### Input data

____________________

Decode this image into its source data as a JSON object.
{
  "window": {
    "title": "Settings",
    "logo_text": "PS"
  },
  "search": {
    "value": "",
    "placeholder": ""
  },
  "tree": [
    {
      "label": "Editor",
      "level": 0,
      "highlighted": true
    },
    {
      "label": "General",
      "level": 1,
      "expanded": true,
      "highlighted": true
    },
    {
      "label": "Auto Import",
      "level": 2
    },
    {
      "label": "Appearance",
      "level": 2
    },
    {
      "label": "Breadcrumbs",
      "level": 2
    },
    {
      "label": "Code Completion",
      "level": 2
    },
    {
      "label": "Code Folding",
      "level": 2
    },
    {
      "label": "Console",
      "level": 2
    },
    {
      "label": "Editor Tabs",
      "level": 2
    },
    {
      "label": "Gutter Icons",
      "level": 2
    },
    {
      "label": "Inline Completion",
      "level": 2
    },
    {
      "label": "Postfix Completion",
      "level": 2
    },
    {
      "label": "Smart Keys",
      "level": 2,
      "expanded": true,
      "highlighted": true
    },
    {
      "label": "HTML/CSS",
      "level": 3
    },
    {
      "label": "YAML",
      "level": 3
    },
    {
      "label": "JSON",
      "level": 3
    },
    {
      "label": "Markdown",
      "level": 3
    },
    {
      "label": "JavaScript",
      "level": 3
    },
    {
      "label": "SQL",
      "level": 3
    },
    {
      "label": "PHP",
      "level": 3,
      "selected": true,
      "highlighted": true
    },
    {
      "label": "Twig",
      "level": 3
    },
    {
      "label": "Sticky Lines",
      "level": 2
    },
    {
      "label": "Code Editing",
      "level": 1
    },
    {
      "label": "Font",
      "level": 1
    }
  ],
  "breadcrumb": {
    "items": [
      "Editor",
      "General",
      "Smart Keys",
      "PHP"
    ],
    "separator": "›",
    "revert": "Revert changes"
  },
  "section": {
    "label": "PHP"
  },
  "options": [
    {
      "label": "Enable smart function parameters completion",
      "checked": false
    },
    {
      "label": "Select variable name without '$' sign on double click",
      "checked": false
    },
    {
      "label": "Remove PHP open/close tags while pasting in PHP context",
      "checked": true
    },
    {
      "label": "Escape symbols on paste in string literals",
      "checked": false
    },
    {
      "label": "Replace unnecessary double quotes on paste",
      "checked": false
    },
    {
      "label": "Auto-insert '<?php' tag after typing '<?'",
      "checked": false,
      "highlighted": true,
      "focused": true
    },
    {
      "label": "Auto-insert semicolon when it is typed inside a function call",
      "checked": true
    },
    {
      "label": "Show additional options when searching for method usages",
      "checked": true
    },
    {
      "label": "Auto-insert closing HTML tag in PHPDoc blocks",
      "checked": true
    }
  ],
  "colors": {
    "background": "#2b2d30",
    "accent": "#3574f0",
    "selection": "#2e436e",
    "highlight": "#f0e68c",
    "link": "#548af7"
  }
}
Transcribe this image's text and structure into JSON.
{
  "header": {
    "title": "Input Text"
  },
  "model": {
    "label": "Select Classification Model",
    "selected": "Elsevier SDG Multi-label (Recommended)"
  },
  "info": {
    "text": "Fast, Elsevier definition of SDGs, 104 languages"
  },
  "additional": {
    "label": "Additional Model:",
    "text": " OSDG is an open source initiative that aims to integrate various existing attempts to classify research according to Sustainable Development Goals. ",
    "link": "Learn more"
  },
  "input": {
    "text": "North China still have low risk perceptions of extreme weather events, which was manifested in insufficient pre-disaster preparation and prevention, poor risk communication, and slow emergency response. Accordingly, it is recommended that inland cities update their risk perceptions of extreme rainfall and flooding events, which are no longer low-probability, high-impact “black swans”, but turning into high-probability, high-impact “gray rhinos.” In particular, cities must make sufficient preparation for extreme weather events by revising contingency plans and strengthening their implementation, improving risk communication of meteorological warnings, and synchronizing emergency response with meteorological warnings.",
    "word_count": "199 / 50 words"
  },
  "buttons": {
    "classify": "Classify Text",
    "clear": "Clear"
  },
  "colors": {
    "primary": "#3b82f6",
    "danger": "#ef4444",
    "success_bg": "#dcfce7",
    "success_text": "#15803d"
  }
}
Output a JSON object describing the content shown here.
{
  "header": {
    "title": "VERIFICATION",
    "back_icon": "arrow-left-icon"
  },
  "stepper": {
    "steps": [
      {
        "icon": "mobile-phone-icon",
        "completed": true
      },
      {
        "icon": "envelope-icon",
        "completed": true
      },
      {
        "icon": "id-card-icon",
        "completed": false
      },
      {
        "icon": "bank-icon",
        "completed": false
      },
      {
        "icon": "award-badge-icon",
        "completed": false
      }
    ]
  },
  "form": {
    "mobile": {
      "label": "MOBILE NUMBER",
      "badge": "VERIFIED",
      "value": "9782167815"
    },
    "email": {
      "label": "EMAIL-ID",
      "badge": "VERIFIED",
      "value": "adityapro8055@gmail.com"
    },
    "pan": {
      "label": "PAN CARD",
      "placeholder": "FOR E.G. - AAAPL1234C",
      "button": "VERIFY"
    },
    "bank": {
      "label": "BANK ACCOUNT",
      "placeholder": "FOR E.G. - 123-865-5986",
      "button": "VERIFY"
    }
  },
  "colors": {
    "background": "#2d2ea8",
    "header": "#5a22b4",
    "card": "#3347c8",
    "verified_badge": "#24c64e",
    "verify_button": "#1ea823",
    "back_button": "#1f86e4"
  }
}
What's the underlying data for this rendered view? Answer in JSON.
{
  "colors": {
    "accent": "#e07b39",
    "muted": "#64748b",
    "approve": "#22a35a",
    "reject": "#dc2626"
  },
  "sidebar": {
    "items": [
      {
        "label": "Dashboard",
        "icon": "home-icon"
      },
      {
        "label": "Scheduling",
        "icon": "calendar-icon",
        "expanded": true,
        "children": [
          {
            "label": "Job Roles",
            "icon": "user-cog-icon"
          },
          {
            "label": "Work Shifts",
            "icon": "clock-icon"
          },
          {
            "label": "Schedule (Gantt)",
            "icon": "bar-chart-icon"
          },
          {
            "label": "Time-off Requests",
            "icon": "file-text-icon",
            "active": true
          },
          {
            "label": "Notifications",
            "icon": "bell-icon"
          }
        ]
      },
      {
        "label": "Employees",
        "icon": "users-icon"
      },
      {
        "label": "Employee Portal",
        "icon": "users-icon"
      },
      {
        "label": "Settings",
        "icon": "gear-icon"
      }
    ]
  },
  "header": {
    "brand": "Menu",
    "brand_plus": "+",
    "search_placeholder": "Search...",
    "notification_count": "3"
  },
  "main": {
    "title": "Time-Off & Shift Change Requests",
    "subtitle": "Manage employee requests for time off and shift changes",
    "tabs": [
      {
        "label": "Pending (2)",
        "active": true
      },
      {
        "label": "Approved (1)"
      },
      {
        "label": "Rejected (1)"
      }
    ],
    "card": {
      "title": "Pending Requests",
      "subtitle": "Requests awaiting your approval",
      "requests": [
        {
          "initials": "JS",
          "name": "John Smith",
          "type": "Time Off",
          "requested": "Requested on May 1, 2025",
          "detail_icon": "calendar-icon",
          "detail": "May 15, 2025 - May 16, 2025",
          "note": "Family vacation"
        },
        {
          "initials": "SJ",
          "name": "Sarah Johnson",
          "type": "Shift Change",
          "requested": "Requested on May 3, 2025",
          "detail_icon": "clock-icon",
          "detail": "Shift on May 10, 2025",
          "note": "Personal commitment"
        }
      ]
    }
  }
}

____________________

### Written request
From the data above, work out how many lines hold "double". Answer with the number alone.

### Answer to the problem
2